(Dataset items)
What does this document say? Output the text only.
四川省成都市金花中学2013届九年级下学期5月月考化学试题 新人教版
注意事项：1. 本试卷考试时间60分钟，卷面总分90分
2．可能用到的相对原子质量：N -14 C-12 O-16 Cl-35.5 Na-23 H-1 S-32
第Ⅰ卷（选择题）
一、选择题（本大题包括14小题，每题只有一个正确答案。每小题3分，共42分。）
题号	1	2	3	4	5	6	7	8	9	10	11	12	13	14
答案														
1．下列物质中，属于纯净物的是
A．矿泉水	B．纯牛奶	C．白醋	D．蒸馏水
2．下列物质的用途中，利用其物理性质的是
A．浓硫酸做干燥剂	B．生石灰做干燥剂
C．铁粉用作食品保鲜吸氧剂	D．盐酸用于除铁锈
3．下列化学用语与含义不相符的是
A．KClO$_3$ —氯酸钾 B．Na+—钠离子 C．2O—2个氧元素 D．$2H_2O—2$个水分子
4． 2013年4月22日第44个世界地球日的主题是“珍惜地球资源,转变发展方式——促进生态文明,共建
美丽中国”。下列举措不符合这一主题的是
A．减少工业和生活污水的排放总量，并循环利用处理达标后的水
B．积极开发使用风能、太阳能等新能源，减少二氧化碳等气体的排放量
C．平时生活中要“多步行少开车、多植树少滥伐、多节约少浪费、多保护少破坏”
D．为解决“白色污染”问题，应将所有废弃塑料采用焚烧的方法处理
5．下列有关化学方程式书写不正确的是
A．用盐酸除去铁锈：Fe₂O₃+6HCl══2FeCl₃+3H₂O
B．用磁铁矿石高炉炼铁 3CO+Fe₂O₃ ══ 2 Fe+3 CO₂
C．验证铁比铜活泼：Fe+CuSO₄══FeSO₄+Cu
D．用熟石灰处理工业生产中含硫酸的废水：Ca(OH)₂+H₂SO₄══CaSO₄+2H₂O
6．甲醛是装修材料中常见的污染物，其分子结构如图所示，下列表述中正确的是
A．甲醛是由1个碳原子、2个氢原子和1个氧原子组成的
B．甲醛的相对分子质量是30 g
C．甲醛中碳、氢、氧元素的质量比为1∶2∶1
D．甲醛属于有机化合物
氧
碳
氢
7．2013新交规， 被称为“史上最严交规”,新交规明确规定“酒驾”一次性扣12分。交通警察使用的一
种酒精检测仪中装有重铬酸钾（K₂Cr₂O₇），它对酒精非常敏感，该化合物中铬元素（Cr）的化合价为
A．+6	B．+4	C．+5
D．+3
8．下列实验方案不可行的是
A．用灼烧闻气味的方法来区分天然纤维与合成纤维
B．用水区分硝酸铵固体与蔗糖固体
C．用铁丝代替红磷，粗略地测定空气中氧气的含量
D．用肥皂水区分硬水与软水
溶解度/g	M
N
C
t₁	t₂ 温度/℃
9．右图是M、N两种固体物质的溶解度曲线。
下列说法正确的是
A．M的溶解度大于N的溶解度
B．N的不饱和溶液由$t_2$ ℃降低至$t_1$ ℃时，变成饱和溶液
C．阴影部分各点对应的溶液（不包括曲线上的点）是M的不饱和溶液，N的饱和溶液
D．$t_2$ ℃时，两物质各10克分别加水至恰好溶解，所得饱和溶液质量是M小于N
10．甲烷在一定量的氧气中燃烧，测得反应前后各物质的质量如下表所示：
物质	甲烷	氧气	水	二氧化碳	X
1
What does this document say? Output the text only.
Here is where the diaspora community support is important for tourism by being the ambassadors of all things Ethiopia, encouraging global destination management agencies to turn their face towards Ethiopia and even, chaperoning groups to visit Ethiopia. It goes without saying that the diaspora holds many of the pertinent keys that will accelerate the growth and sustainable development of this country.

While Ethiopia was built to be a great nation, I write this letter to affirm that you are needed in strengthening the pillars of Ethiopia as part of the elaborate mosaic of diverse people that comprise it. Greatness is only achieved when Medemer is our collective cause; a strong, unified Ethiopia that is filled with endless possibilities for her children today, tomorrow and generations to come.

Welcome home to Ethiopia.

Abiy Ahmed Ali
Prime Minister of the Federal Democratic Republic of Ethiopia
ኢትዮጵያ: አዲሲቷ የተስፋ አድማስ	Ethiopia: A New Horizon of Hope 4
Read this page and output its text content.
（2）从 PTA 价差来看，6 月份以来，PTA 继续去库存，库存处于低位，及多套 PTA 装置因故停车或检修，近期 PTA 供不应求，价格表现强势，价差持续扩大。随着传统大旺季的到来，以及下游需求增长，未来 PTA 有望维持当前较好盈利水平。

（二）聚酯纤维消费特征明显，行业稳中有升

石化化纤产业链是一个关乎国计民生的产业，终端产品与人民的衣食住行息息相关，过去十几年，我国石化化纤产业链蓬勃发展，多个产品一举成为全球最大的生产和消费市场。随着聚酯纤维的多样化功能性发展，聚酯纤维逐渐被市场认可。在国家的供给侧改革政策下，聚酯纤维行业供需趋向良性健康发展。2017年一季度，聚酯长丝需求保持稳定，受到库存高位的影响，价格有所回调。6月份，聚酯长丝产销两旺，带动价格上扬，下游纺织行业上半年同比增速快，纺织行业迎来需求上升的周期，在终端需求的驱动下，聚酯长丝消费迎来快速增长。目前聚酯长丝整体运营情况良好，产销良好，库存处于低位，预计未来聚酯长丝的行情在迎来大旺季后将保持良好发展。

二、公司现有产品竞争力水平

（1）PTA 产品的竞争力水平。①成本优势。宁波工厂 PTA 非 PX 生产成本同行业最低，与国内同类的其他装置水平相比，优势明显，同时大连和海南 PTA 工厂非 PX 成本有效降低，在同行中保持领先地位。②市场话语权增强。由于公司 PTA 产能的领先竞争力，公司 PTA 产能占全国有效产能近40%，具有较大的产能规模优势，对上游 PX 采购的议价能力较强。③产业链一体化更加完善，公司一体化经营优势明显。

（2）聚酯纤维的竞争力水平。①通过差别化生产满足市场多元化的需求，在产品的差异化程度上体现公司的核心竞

- **Exercise brief**
Quote the whole listing above, leaving nothing out.

- **Right answer**
What does this document say? Output the text only.
四川省成都市金花中学2013届九年级下学期5月月考化学试题 新人教版
注意事项：1. 本试卷考试时间60分钟，卷面总分90分
2．可能用到的相对原子质量：N -14 C-12 O-16 Cl-35.5 Na-23 H-1 S-32
第Ⅰ卷（选择题）
一、选择题（本大题包括14小题，每题只有一个正确答案。每小题3分，共42分。）
题号	1	2	3	4	5	6	7	8	9	10	11	12	13	14
答案														
1．下列物质中，属于纯净物的是
A．矿泉水	B．纯牛奶	C．白醋	D．蒸馏水
2．下列物质的用途中，利用其物理性质的是
A．浓硫酸做干燥剂	B．生石灰做干燥剂
C．铁粉用作食品保鲜吸氧剂	D．盐酸用于除铁锈
3．下列化学用语与含义不相符的是
A．KClO$_3$ —氯酸钾 B．Na+—钠离子 C．2O—2个氧元素 D．$2H_2O—2$个水分子
4． 2013年4月22日第44个世界地球日的主题是“珍惜地球资源,转变发展方式——促进生态文明,共建
美丽中国”。下列举措不符合这一主题的是
A．减少工业和生活污水的排放总量，并循环利用处理达标后的水
B．积极开发使用风能、太阳能等新能源，减少二氧化碳等气体的排放量
C．平时生活中要“多步行少开车、多植树少滥伐、多节约少浪费、多保护少破坏”
D．为解决“白色污染”问题，应将所有废弃塑料采用焚烧的方法处理
5．下列有关化学方程式书写不正确的是
A．用盐酸除去铁锈：Fe₂O₃+6HCl══2FeCl₃+3H₂O
B．用磁铁矿石高炉炼铁 3CO+Fe₂O₃ ══ 2 Fe+3 CO₂
C．验证铁比铜活泼：Fe+CuSO₄══FeSO₄+Cu
D．用熟石灰处理工业生产中含硫酸的废水：Ca(OH)₂+H₂SO₄══CaSO₄+2H₂O
6．甲醛是装修材料中常见的污染物，其分子结构如图所示，下列表述中正确的是
A．甲醛是由1个碳原子、2个氢原子和1个氧原子组成的
B．甲醛的相对分子质量是30 g
C．甲醛中碳、氢、氧元素的质量比为1∶2∶1
D．甲醛属于有机化合物
氧
碳
氢
7．2013新交规， 被称为“史上最严交规”,新交规明确规定“酒驾”一次性扣12分。交通警察使用的一
种酒精检测仪中装有重铬酸钾（K₂Cr₂O₇），它对酒精非常敏感，该化合物中铬元素（Cr）的化合价为
A．+6	B．+4	C．+5
D．+3
8．下列实验方案不可行的是
A．用灼烧闻气味的方法来区分天然纤维与合成纤维
B．用水区分硝酸铵固体与蔗糖固体
C．用铁丝代替红磷，粗略地测定空气中氧气的含量
D．用肥皂水区分硬水与软水
溶解度/g	M
N
C
t₁	t₂ 温度/℃
9．右图是M、N两种固体物质的溶解度曲线。
下列说法正确的是
A．M的溶解度大于N的溶解度
B．N的不饱和溶液由$t_2$ ℃降低至$t_1$ ℃时，变成饱和溶液
C．阴影部分各点对应的溶液（不包括曲线上的点）是M的不饱和溶液，N的饱和溶液
D．$t_2$ ℃时，两物质各10克分别加水至恰好溶解，所得饱和溶液质量是M小于N
10．甲烷在一定量的氧气中燃烧，测得反应前后各物质的质量如下表所示：
物质	甲烷	氧气	水	二氧化碳	X
1
What does this document say? Output the text only.
Here is where the diaspora community support is important for tourism by being the ambassadors of all things Ethiopia, encouraging global destination management agencies to turn their face towards Ethiopia and even, chaperoning groups to visit Ethiopia. It goes without saying that the diaspora holds many of the pertinent keys that will accelerate the growth and sustainable development of this country.

While Ethiopia was built to be a great nation, I write this letter to affirm that you are needed in strengthening the pillars of Ethiopia as part of the elaborate mosaic of diverse people that comprise it. Greatness is only achieved when Medemer is our collective cause; a strong, unified Ethiopia that is filled with endless possibilities for her children today, tomorrow and generations to come.

Welcome home to Ethiopia.

Abiy Ahmed Ali
Prime Minister of the Federal Democratic Republic of Ethiopia
ኢትዮጵያ: አዲሲቷ የተስፋ አድማስ	Ethiopia: A New Horizon of Hope 4
Read this page and output its text content.
（2）从 PTA 价差来看，6 月份以来，PTA 继续去库存，库存处于低位，及多套 PTA 装置因故停车或检修，近期 PTA 供不应求，价格表现强势，价差持续扩大。随着传统大旺季的到来，以及下游需求增长，未来 PTA 有望维持当前较好盈利水平。

（二）聚酯纤维消费特征明显，行业稳中有升

石化化纤产业链是一个关乎国计民生的产业，终端产品与人民的衣食住行息息相关，过去十几年，我国石化化纤产业链蓬勃发展，多个产品一举成为全球最大的生产和消费市场。随着聚酯纤维的多样化功能性发展，聚酯纤维逐渐被市场认可。在国家的供给侧改革政策下，聚酯纤维行业供需趋向良性健康发展。2017年一季度，聚酯长丝需求保持稳定，受到库存高位的影响，价格有所回调。6月份，聚酯长丝产销两旺，带动价格上扬，下游纺织行业上半年同比增速快，纺织行业迎来需求上升的周期，在终端需求的驱动下，聚酯长丝消费迎来快速增长。目前聚酯长丝整体运营情况良好，产销良好，库存处于低位，预计未来聚酯长丝的行情在迎来大旺季后将保持良好发展。

二、公司现有产品竞争力水平

（1）PTA 产品的竞争力水平。①成本优势。宁波工厂 PTA 非 PX 生产成本同行业最低，与国内同类的其他装置水平相比，优势明显，同时大连和海南 PTA 工厂非 PX 成本有效降低，在同行中保持领先地位。②市场话语权增强。由于公司 PTA 产能的领先竞争力，公司 PTA 产能占全国有效产能近40%，具有较大的产能规模优势，对上游 PX 采购的议价能力较强。③产业链一体化更加完善，公司一体化经营优势明显。

（2）聚酯纤维的竞争力水平。①通过差别化生产满足市场多元化的需求，在产品的差异化程度上体现公司的核心竞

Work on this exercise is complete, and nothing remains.